** BEGIN **

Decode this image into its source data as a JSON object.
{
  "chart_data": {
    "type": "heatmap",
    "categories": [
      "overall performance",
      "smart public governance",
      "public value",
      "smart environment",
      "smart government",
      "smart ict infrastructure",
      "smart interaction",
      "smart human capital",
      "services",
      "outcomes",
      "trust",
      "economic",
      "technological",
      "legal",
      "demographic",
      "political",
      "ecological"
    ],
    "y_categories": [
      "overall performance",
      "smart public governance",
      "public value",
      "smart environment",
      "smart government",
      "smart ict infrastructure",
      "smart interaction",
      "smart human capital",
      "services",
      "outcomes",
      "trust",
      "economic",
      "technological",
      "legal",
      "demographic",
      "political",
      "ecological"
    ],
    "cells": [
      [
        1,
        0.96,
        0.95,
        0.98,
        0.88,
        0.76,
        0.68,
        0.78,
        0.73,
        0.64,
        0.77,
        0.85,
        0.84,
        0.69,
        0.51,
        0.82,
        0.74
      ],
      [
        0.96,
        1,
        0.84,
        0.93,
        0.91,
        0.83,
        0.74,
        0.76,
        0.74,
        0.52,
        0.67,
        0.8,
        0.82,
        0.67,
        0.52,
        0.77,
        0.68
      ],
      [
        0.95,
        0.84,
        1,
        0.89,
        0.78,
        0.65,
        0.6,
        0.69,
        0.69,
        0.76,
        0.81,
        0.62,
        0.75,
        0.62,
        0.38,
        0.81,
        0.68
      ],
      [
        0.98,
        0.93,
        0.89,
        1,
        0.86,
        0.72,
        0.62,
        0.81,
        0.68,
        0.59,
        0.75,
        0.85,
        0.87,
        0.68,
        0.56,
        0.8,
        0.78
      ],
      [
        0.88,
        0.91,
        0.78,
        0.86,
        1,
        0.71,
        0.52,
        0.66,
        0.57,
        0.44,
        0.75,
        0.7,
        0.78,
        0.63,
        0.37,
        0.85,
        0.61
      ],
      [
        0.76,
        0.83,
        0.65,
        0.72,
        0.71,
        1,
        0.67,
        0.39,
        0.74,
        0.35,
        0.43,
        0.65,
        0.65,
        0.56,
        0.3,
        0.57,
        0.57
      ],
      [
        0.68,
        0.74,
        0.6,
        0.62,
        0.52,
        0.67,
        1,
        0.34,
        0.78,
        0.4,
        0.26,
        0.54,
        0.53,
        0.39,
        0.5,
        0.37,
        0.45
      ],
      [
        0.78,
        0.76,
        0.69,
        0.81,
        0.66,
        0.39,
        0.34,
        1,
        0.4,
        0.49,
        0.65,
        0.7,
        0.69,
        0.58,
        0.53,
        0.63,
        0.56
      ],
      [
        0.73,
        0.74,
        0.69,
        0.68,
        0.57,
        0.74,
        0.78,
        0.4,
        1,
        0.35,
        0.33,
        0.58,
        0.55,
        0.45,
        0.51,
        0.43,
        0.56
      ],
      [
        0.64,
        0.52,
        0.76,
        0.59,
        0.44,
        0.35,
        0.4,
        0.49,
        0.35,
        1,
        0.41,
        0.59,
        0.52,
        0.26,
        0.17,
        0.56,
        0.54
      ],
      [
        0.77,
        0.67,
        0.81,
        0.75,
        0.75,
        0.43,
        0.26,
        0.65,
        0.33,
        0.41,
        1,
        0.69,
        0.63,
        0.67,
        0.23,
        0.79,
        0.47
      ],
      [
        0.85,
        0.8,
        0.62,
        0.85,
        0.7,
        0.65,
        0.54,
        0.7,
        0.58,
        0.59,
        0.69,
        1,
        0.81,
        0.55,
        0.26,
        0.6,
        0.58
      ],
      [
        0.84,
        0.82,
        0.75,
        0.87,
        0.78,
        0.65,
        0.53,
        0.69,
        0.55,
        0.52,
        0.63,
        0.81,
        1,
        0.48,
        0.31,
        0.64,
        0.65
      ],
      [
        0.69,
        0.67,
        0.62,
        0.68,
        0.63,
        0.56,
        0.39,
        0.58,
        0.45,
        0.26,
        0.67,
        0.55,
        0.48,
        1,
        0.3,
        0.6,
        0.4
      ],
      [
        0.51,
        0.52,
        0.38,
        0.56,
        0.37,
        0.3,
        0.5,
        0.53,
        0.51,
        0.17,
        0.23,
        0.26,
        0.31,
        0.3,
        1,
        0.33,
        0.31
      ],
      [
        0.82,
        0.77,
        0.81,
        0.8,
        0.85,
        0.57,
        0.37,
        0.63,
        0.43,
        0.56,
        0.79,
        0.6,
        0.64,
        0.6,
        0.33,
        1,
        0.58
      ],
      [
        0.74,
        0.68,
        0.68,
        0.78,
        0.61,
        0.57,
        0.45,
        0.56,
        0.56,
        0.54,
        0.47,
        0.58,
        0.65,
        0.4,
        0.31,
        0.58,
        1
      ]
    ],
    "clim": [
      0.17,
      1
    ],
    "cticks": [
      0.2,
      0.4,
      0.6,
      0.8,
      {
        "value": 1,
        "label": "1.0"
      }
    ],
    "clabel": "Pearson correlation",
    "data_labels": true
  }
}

** END **

Output all preceding records character for character.

Decode this image into its source data as a JSON object.
{
  "chart_data": {
    "type": "heatmap",
    "categories": [
      "overall performance",
      "smart public governance",
      "public value",
      "smart environment",
      "smart government",
      "smart ict infrastructure",
      "smart interaction",
      "smart human capital",
      "services",
      "outcomes",
      "trust",
      "economic",
      "technological",
      "legal",
      "demographic",
      "political",
      "ecological"
    ],
    "y_categories": [
      "overall performance",
      "smart public governance",
      "public value",
      "smart environment",
      "smart government",
      "smart ict infrastructure",
      "smart interaction",
      "smart human capital",
      "services",
      "outcomes",
      "trust",
      "economic",
      "technological",
      "legal",
      "demographic",
      "political",
      "ecological"
    ],
    "cells": [
      [
        1,
        0.96,
        0.95,
        0.98,
        0.88,
        0.76,
        0.68,
        0.78,
        0.73,
        0.64,
        0.77,
        0.85,
        0.84,
        0.69,
        0.51,
        0.82,
        0.74
      ],
      [
        0.96,
        1,
        0.84,
        0.93,
        0.91,
        0.83,
        0.74,
        0.76,
        0.74,
        0.52,
        0.67,
        0.8,
        0.82,
        0.67,
        0.52,
        0.77,
        0.68
      ],
      [
        0.95,
        0.84,
        1,
        0.89,
        0.78,
        0.65,
        0.6,
        0.69,
        0.69,
        0.76,
        0.81,
        0.62,
        0.75,
        0.62,
        0.38,
        0.81,
        0.68
      ],
      [
        0.98,
        0.93,
        0.89,
        1,
        0.86,
        0.72,
        0.62,
        0.81,
        0.68,
        0.59,
        0.75,
        0.85,
        0.87,
        0.68,
        0.56,
        0.8,
        0.78
      ],
      [
        0.88,
        0.91,
        0.78,
        0.86,
        1,
        0.71,
        0.52,
        0.66,
        0.57,
        0.44,
        0.75,
        0.7,
        0.78,
        0.63,
        0.37,
        0.85,
        0.61
      ],
      [
        0.76,
        0.83,
        0.65,
        0.72,
        0.71,
        1,
        0.67,
        0.39,
        0.74,
        0.35,
        0.43,
        0.65,
        0.65,
        0.56,
        0.3,
        0.57,
        0.57
      ],
      [
        0.68,
        0.74,
        0.6,
        0.62,
        0.52,
        0.67,
        1,
        0.34,
        0.78,
        0.4,
        0.26,
        0.54,
        0.53,
        0.39,
        0.5,
        0.37,
        0.45
      ],
      [
        0.78,
        0.76,
        0.69,
        0.81,
        0.66,
        0.39,
        0.34,
        1,
        0.4,
        0.49,
        0.65,
        0.7,
        0.69,
        0.58,
        0.53,
        0.63,
        0.56
      ],
      [
        0.73,
        0.74,
        0.69,
        0.68,
        0.57,
        0.74,
        0.78,
        0.4,
        1,
        0.35,
        0.33,
        0.58,
        0.55,
        0.45,
        0.51,
        0.43,
        0.56
      ],
      [
        0.64,
        0.52,
        0.76,
        0.59,
        0.44,
        0.35,
        0.4,
        0.49,
        0.35,
        1,
        0.41,
        0.59,
        0.52,
        0.26,
        0.17,
        0.56,
        0.54
      ],
      [
        0.77,
        0.67,
        0.81,
        0.75,
        0.75,
        0.43,
        0.26,
        0.65,
        0.33,
        0.41,
        1,
        0.69,
        0.63,
        0.67,
        0.23,
        0.79,
        0.47
      ],
      [
        0.85,
        0.8,
        0.62,
        0.85,
        0.7,
        0.65,
        0.54,
        0.7,
        0.58,
        0.59,
        0.69,
        1,
        0.81,
        0.55,
        0.26,
        0.6,
        0.58
      ],
      [
        0.84,
        0.82,
        0.75,
        0.87,
        0.78,
        0.65,
        0.53,
        0.69,
        0.55,
        0.52,
        0.63,
        0.81,
        1,
        0.48,
        0.31,
        0.64,
        0.65
      ],
      [
        0.69,
        0.67,
        0.62,
        0.68,
        0.63,
        0.56,
        0.39,
        0.58,
        0.45,
        0.26,
        0.67,
        0.55,
        0.48,
        1,
        0.3,
        0.6,
        0.4
      ],
      [
        0.51,
        0.52,
        0.38,
        0.56,
        0.37,
        0.3,
        0.5,
        0.53,
        0.51,
        0.17,
        0.23,
        0.26,
        0.31,
        0.3,
        1,
        0.33,
        0.31
      ],
      [
        0.82,
        0.77,
        0.81,
        0.8,
        0.85,
        0.57,
        0.37,
        0.63,
        0.43,
        0.56,
        0.79,
        0.6,
        0.64,
        0.6,
        0.33,
        1,
        0.58
      ],
      [
        0.74,
        0.68,
        0.68,
        0.78,
        0.61,
        0.57,
        0.45,
        0.56,
        0.56,
        0.54,
        0.47,
        0.58,
        0.65,
        0.4,
        0.31,
        0.58,
        1
      ]
    ],
    "clim": [
      0.17,
      1
    ],
    "cticks": [
      0.2,
      0.4,
      0.6,
      0.8,
      {
        "value": 1,
        "label": "1.0"
      }
    ],
    "clabel": "Pearson correlation",
    "data_labels": true
  }
}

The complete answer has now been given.